--- Stored data ---
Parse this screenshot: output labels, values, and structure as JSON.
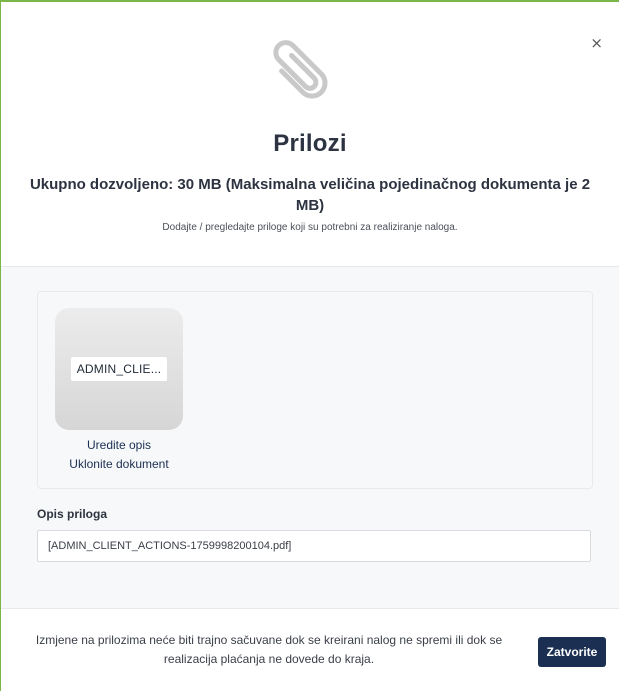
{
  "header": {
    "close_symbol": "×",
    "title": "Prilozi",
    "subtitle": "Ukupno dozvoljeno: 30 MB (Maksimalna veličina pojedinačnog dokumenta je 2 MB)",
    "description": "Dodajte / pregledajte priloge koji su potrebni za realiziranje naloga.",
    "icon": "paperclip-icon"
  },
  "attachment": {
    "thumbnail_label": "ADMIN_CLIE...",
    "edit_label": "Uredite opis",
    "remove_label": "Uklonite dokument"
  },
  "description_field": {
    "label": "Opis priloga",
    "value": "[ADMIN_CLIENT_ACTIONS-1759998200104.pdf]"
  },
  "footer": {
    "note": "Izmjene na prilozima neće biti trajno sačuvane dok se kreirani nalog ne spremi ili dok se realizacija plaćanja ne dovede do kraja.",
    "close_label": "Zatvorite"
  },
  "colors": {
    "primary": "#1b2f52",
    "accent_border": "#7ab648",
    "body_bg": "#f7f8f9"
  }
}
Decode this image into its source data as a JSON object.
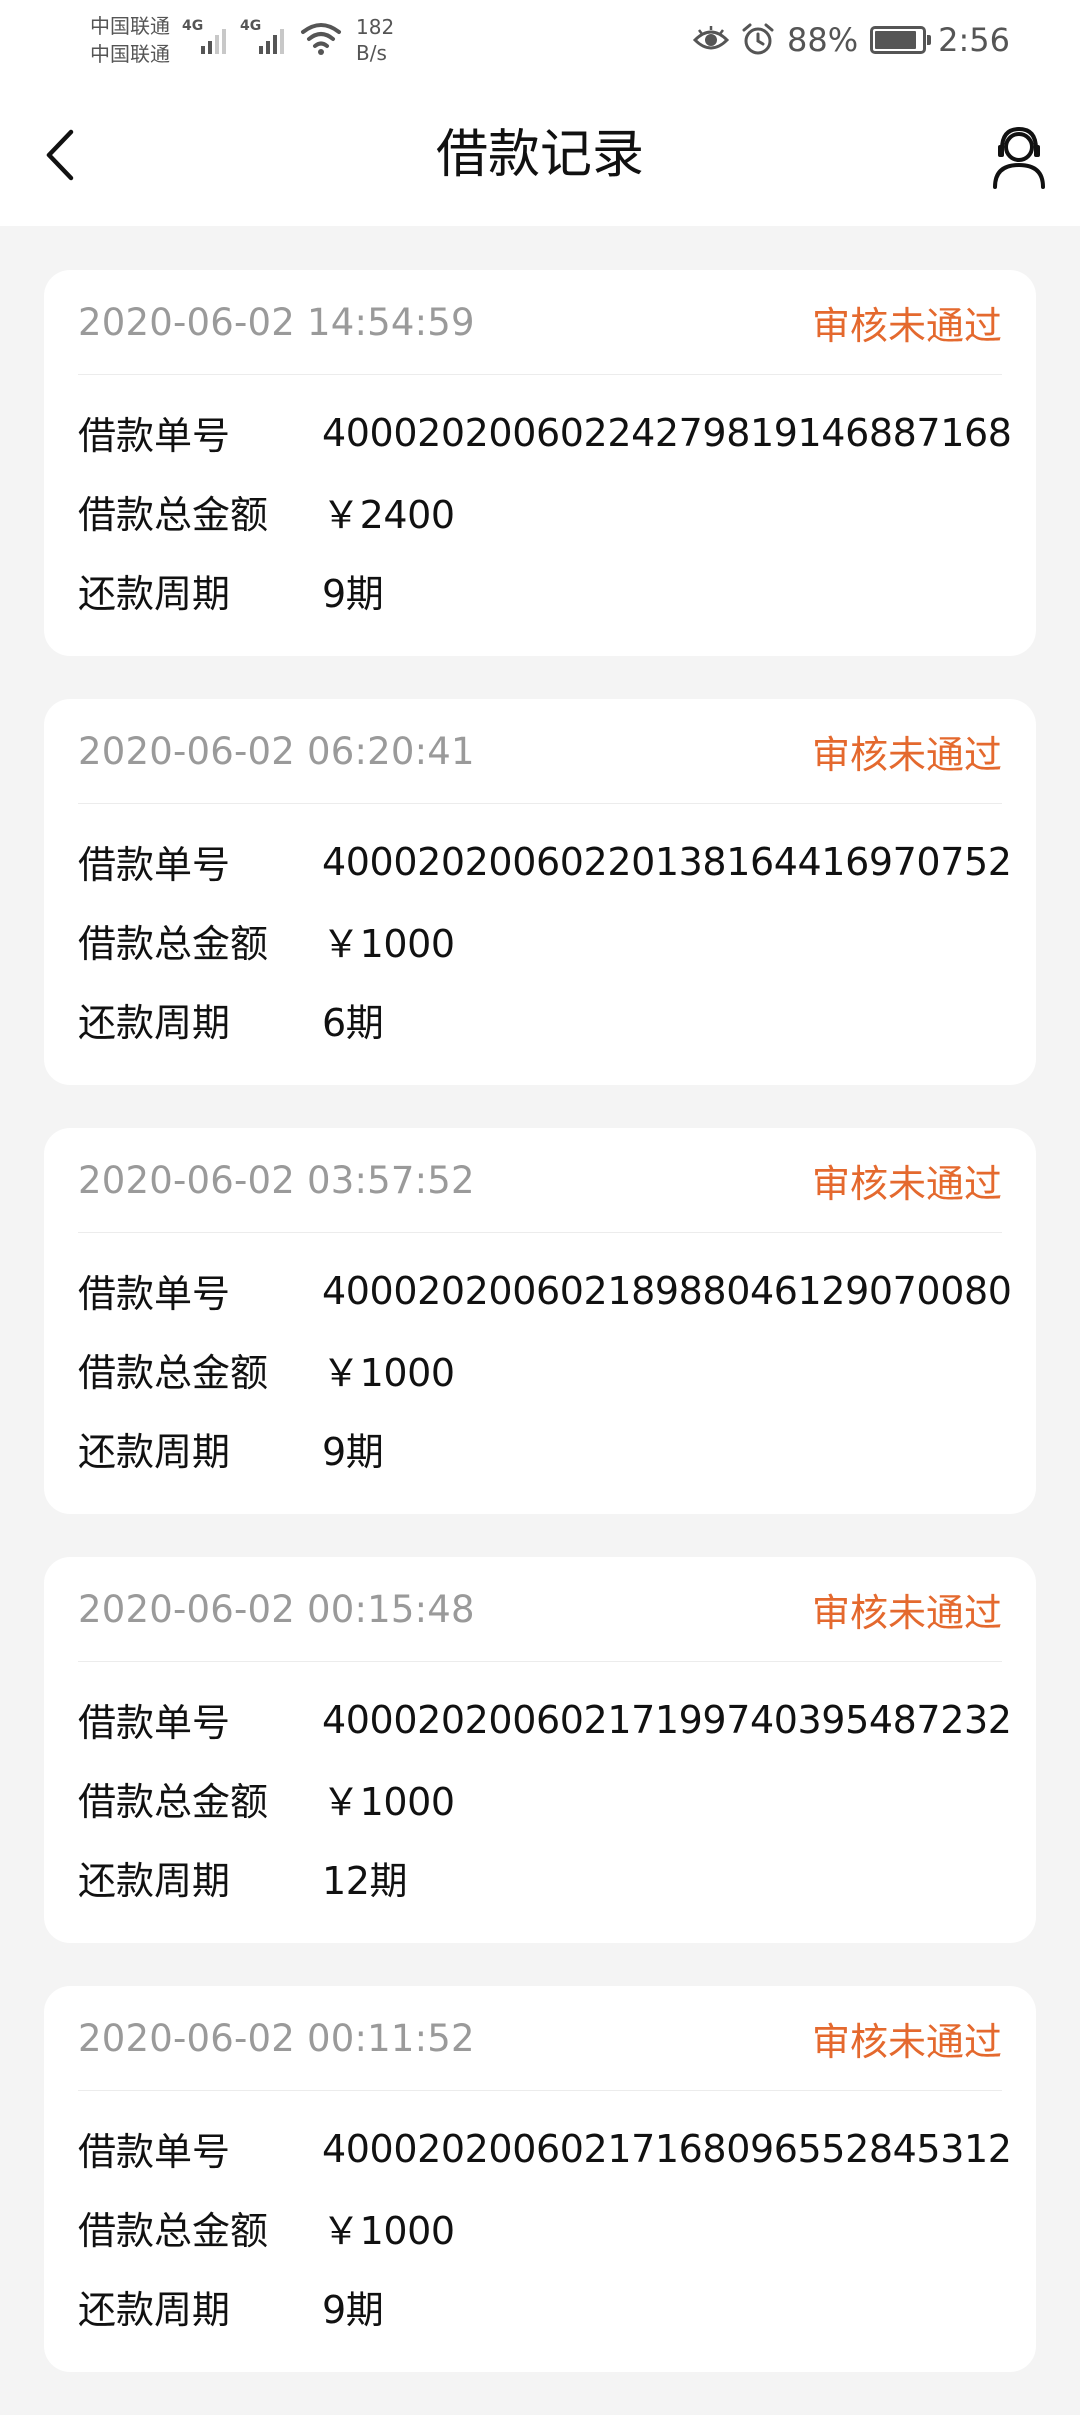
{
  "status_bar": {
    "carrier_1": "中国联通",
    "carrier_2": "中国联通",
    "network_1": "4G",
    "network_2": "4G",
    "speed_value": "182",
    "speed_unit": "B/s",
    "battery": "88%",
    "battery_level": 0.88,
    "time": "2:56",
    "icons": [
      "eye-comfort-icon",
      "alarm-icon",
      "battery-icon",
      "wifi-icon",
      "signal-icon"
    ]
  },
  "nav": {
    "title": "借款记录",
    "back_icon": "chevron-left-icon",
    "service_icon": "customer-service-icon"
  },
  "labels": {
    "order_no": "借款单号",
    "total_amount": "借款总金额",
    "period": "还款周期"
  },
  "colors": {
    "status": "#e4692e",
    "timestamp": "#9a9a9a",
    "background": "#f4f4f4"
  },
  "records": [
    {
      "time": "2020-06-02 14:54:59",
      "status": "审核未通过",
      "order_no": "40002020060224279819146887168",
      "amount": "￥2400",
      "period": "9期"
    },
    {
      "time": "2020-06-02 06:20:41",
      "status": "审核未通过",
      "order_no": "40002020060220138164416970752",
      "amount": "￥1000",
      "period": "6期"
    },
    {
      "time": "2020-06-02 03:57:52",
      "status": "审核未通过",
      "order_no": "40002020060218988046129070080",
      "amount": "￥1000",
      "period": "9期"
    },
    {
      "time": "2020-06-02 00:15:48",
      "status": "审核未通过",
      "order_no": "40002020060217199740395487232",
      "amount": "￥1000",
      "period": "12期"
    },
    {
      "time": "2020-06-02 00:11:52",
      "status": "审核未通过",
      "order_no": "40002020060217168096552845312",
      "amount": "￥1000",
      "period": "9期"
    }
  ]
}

--- Goal ---
Show the lines where the word "labels" appears in the entries.

--- Complete output ---
Parse this screenshot: output labels, values, and structure as JSON.
  "labels": {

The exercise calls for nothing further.